- _Aim_
Transcribe all the entries word for word, but omit the images.

* start Records to use *

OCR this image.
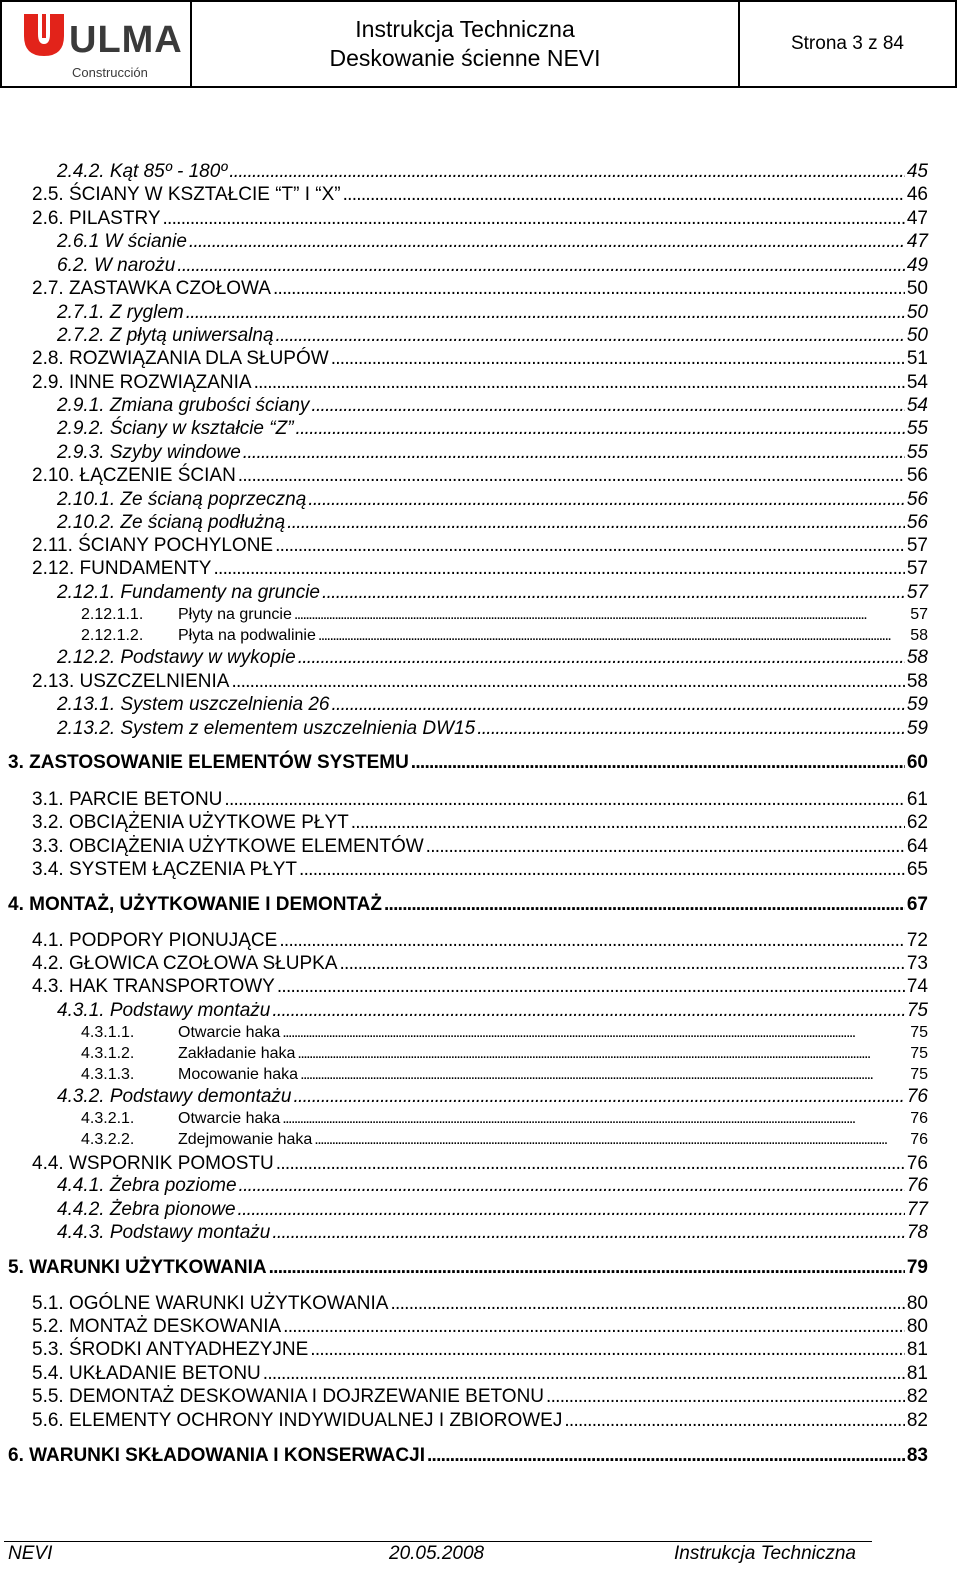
ULMA
Construcción
Instrukcja Techniczna
Deskowanie ścienne NEVI
Strona 3 z 84
2.4.2. Kąt 85º - 180º . . .	45
2.5. ŚCIANY W KSZTAŁCIE “T” I “X” . . .	46
2.6. PILASTRY . . .	47
2.6.1 W ścianie . . .	47
6.2. W narożu . . .	49
2.7. ZASTAWKA CZOŁOWA . . .	50
2.7.1. Z ryglem . . .	50
2.7.2. Z płytą uniwersalną . . .	50
2.8. ROZWIĄZANIA DLA SŁUPÓW . . .	51
2.9. INNE ROZWIĄZANIA . . .	54
2.9.1. Zmiana grubości ściany . . .	54
2.9.2. Ściany w kształcie “Z” . . .	55
2.9.3. Szyby windowe . . .	55
2.10. ŁĄCZENIE ŚCIAN . . .	56
2.10.1. Ze ścianą poprzeczną . . .	56
2.10.2. Ze ścianą podłużną . . .	56
2.11. ŚCIANY POCHYLONE . . .	57
2.12. FUNDAMENTY . . .	57
2.12.1. Fundamenty na gruncie . . .	57
2.12.1.1. Płyty na gruncie . . .	57
2.12.1.2. Płyta na podwalinie . . .	58
2.12.2. Podstawy w wykopie . . .	58
2.13. USZCZELNIENIA . . .	58
2.13.1. System uszczelnienia 26 . . .	59
2.13.2. System z elementem uszczelnienia DW15 . . .	59
3. ZASTOSOWANIE ELEMENTÓW SYSTEMU . . .	60
3.1. PARCIE BETONU . . .	61
3.2. OBCIĄŻENIA UŻYTKOWE PŁYT . . .	62
3.3. OBCIĄŻENIA UŻYTKOWE ELEMENTÓW . . .	64
3.4. SYSTEM ŁĄCZENIA PŁYT . . .	65
4. MONTAŻ, UŻYTKOWANIE I DEMONTAŻ . . .	67
4.1. PODPORY PIONUJĄCE . . .	72
4.2. GŁOWICA CZOŁOWA SŁUPKA . . .	73
4.3. HAK TRANSPORTOWY . . .	74
4.3.1. Podstawy montażu . . .	75
4.3.1.1.	Otwarcie haka . . .	75
4.3.1.2.	Zakładanie haka . . .	75
4.3.1.3.	Mocowanie haka . . .	75
4.3.2. Podstawy demontażu . . .	76
4.3.2.1.	Otwarcie haka . . .	76
4.3.2.2.	Zdejmowanie haka . . .	76
4.4. WSPORNIK POMOSTU . . .	76
4.4.1. Żebra poziome . . .	76
4.4.2. Żebra pionowe . . .	77
4.4.3. Podstawy montażu . . .	78
5. WARUNKI UŻYTKOWANIA . . .	79
5.1. OGÓLNE WARUNKI UŻYTKOWANIA . . .	80
5.2. MONTAŻ DESKOWANIA . . .	80
5.3. ŚRODKI ANTYADHEZYJNE . . .	81
5.4. UKŁADANIE BETONU . . .	81
5.5. DEMONTAŻ DESKOWANIA I DOJRZEWANIE BETONU . . .	82
5.6. ELEMENTY OCHRONY INDYWIDUALNEJ I ZBIOROWEJ . . .	82
6. WARUNKI SKŁADOWANIA I KONSERWACJI . . .	83
NEVI	20.05.2008	Instrukcja Techniczna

* end Records to use *

- _The result_
OCR this image.
ULMA
Construcción
Instrukcja Techniczna
Deskowanie ścienne NEVI
Strona 3 z 84
2.4.2. Kąt 85º - 180º . . .	45
2.5. ŚCIANY W KSZTAŁCIE “T” I “X” . . .	46
2.6. PILASTRY . . .	47
2.6.1 W ścianie . . .	47
6.2. W narożu . . .	49
2.7. ZASTAWKA CZOŁOWA . . .	50
2.7.1. Z ryglem . . .	50
2.7.2. Z płytą uniwersalną . . .	50
2.8. ROZWIĄZANIA DLA SŁUPÓW . . .	51
2.9. INNE ROZWIĄZANIA . . .	54
2.9.1. Zmiana grubości ściany . . .	54
2.9.2. Ściany w kształcie “Z” . . .	55
2.9.3. Szyby windowe . . .	55
2.10. ŁĄCZENIE ŚCIAN . . .	56
2.10.1. Ze ścianą poprzeczną . . .	56
2.10.2. Ze ścianą podłużną . . .	56
2.11. ŚCIANY POCHYLONE . . .	57
2.12. FUNDAMENTY . . .	57
2.12.1. Fundamenty na gruncie . . .	57
2.12.1.1. Płyty na gruncie . . .	57
2.12.1.2. Płyta na podwalinie . . .	58
2.12.2. Podstawy w wykopie . . .	58
2.13. USZCZELNIENIA . . .	58
2.13.1. System uszczelnienia 26 . . .	59
2.13.2. System z elementem uszczelnienia DW15 . . .	59
3. ZASTOSOWANIE ELEMENTÓW SYSTEMU . . .	60
3.1. PARCIE BETONU . . .	61
3.2. OBCIĄŻENIA UŻYTKOWE PŁYT . . .	62
3.3. OBCIĄŻENIA UŻYTKOWE ELEMENTÓW . . .	64
3.4. SYSTEM ŁĄCZENIA PŁYT . . .	65
4. MONTAŻ, UŻYTKOWANIE I DEMONTAŻ . . .	67
4.1. PODPORY PIONUJĄCE . . .	72
4.2. GŁOWICA CZOŁOWA SŁUPKA . . .	73
4.3. HAK TRANSPORTOWY . . .	74
4.3.1. Podstawy montażu . . .	75
4.3.1.1.	Otwarcie haka . . .	75
4.3.1.2.	Zakładanie haka . . .	75
4.3.1.3.	Mocowanie haka . . .	75
4.3.2. Podstawy demontażu . . .	76
4.3.2.1.	Otwarcie haka . . .	76
4.3.2.2.	Zdejmowanie haka . . .	76
4.4. WSPORNIK POMOSTU . . .	76
4.4.1. Żebra poziome . . .	76
4.4.2. Żebra pionowe . . .	77
4.4.3. Podstawy montażu . . .	78
5. WARUNKI UŻYTKOWANIA . . .	79
5.1. OGÓLNE WARUNKI UŻYTKOWANIA . . .	80
5.2. MONTAŻ DESKOWANIA . . .	80
5.3. ŚRODKI ANTYADHEZYJNE . . .	81
5.4. UKŁADANIE BETONU . . .	81
5.5. DEMONTAŻ DESKOWANIA I DOJRZEWANIE BETONU . . .	82
5.6. ELEMENTY OCHRONY INDYWIDUALNEJ I ZBIOROWEJ . . .	82
6. WARUNKI SKŁADOWANIA I KONSERWACJI . . .	83
NEVI	20.05.2008	Instrukcja Techniczna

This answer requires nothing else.